==== Extracted data ====
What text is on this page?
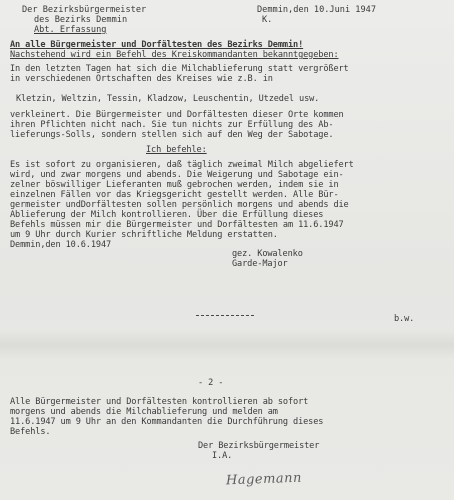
Der Bezirksbürgermeister
des Bezirks Demmin
Abt. Erfassung
Demmin,den 10.Juni 1947
K.
An alle Bürgermeister und Dorfältesten des Bezirks Demmin!
Nachstehend wird ein Befehl des Kreiskommandanten bekanntgegeben:
In den letzten Tagen hat sich die Milchablieferung statt vergrößert
in verschiedenen Ortschaften des Kreises wie z.B. in
Kletzin, Weltzin, Tessin, Kladzow, Leuschentin, Utzedel usw.
verkleinert. Die Bürgermeister und Dorfältesten dieser Orte kommen
ihren Pflichten nicht nach. Sie tun nichts zur Erfüllung des Ab-
lieferungs-Solls, sondern stellen sich auf den Weg der Sabotage.
Ich befehle:
Es ist sofort zu organisieren, daß täglich zweimal Milch abgeliefert
wird, und zwar morgens und abends. Die Weigerung und Sabotage ein-
zelner böswilliger Lieferanten muß gebrochen werden, indem sie in
einzelnen Fällen vor das Kriegsgericht gestellt werden. Alle Bür-
germeister undDorfältesten sollen persönlich morgens und abends die
Ablieferung der Milch kontrollieren. Über die Erfüllung dieses
Befehls müssen mir die Bürgermeister und Dorfältesten am 11.6.1947
um 9 Uhr durch Kurier schriftliche Meldung erstatten.
Demmin,den 10.6.1947
gez. Kowalenko
Garde-Major
b.w.
- 2 -
Alle Bürgermeister und Dorfältesten kontrollieren ab sofort
morgens und abends die Milchablieferung und melden am
11.6.1947 um 9 Uhr an den Kommandanten die Durchführung dieses
Befehls.
Der Bezirksbürgermeister
I.A.
Hagemann
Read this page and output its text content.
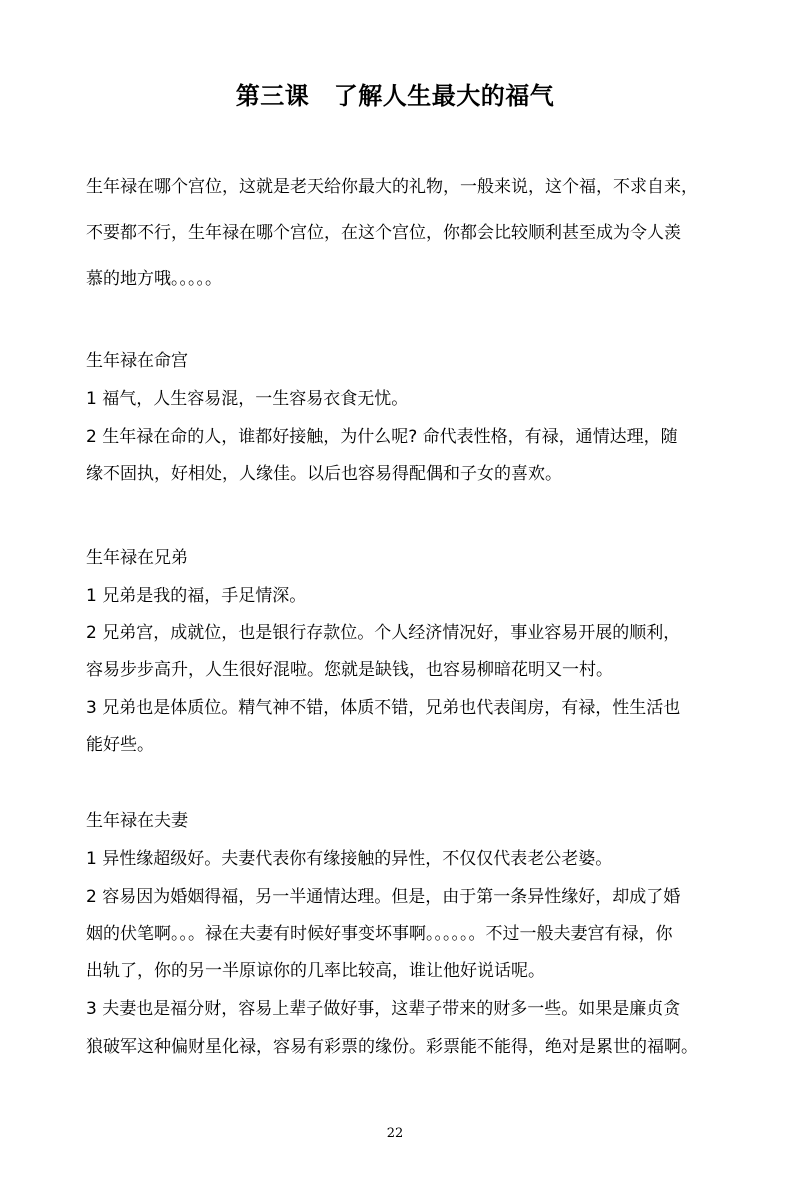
第三课　了解人生最大的福气
生年禄在哪个宫位，这就是老天给你最大的礼物，一般来说，这个福，不求自来，
不要都不行，生年禄在哪个宫位，在这个宫位，你都会比较顺利甚至成为令人羡
慕的地方哦。。。。。
生年禄在命宫
1 福气，人生容易混，一生容易衣食无忧。
2 生年禄在命的人，谁都好接触，为什么呢? 命代表性格，有禄，通情达理，随
缘不固执，好相处，人缘佳。以后也容易得配偶和子女的喜欢。
生年禄在兄弟
1 兄弟是我的福，手足情深。
2 兄弟宫，成就位，也是银行存款位。个人经济情况好，事业容易开展的顺利，
容易步步高升，人生很好混啦。您就是缺钱，也容易柳暗花明又一村。
3 兄弟也是体质位。精气神不错，体质不错，兄弟也代表闺房，有禄，性生活也
能好些。
生年禄在夫妻
1 异性缘超级好。夫妻代表你有缘接触的异性，不仅仅代表老公老婆。
2 容易因为婚姻得福，另一半通情达理。但是，由于第一条异性缘好，却成了婚
姻的伏笔啊。。。禄在夫妻有时候好事变坏事啊。。。。。。不过一般夫妻宫有禄，你
出轨了，你的另一半原谅你的几率比较高，谁让他好说话呢。
3 夫妻也是福分财，容易上辈子做好事，这辈子带来的财多一些。如果是廉贞贪
狼破军这种偏财星化禄，容易有彩票的缘份。彩票能不能得，绝对是累世的福啊。
22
====
Every line of the material is to be quoted exactly, with no pictures carried over.

## Solution for this task
What text is on this page?
Der Bezirksbürgermeister
des Bezirks Demmin
Abt. Erfassung
Demmin,den 10.Juni 1947
K.
An alle Bürgermeister und Dorfältesten des Bezirks Demmin!
Nachstehend wird ein Befehl des Kreiskommandanten bekanntgegeben:
In den letzten Tagen hat sich die Milchablieferung statt vergrößert
in verschiedenen Ortschaften des Kreises wie z.B. in
Kletzin, Weltzin, Tessin, Kladzow, Leuschentin, Utzedel usw.
verkleinert. Die Bürgermeister und Dorfältesten dieser Orte kommen
ihren Pflichten nicht nach. Sie tun nichts zur Erfüllung des Ab-
lieferungs-Solls, sondern stellen sich auf den Weg der Sabotage.
Ich befehle:
Es ist sofort zu organisieren, daß täglich zweimal Milch abgeliefert
wird, und zwar morgens und abends. Die Weigerung und Sabotage ein-
zelner böswilliger Lieferanten muß gebrochen werden, indem sie in
einzelnen Fällen vor das Kriegsgericht gestellt werden. Alle Bür-
germeister undDorfältesten sollen persönlich morgens und abends die
Ablieferung der Milch kontrollieren. Über die Erfüllung dieses
Befehls müssen mir die Bürgermeister und Dorfältesten am 11.6.1947
um 9 Uhr durch Kurier schriftliche Meldung erstatten.
Demmin,den 10.6.1947
gez. Kowalenko
Garde-Major
b.w.
- 2 -
Alle Bürgermeister und Dorfältesten kontrollieren ab sofort
morgens und abends die Milchablieferung und melden am
11.6.1947 um 9 Uhr an den Kommandanten die Durchführung dieses
Befehls.
Der Bezirksbürgermeister
I.A.
Hagemann
Read this page and output its text content.
第三课　了解人生最大的福气
生年禄在哪个宫位，这就是老天给你最大的礼物，一般来说，这个福，不求自来，
不要都不行，生年禄在哪个宫位，在这个宫位，你都会比较顺利甚至成为令人羡
慕的地方哦。。。。。
生年禄在命宫
1 福气，人生容易混，一生容易衣食无忧。
2 生年禄在命的人，谁都好接触，为什么呢? 命代表性格，有禄，通情达理，随
缘不固执，好相处，人缘佳。以后也容易得配偶和子女的喜欢。
生年禄在兄弟
1 兄弟是我的福，手足情深。
2 兄弟宫，成就位，也是银行存款位。个人经济情况好，事业容易开展的顺利，
容易步步高升，人生很好混啦。您就是缺钱，也容易柳暗花明又一村。
3 兄弟也是体质位。精气神不错，体质不错，兄弟也代表闺房，有禄，性生活也
能好些。
生年禄在夫妻
1 异性缘超级好。夫妻代表你有缘接触的异性，不仅仅代表老公老婆。
2 容易因为婚姻得福，另一半通情达理。但是，由于第一条异性缘好，却成了婚
姻的伏笔啊。。。禄在夫妻有时候好事变坏事啊。。。。。。不过一般夫妻宫有禄，你
出轨了，你的另一半原谅你的几率比较高，谁让他好说话呢。
3 夫妻也是福分财，容易上辈子做好事，这辈子带来的财多一些。如果是廉贞贪
狼破军这种偏财星化禄，容易有彩票的缘份。彩票能不能得，绝对是累世的福啊。
22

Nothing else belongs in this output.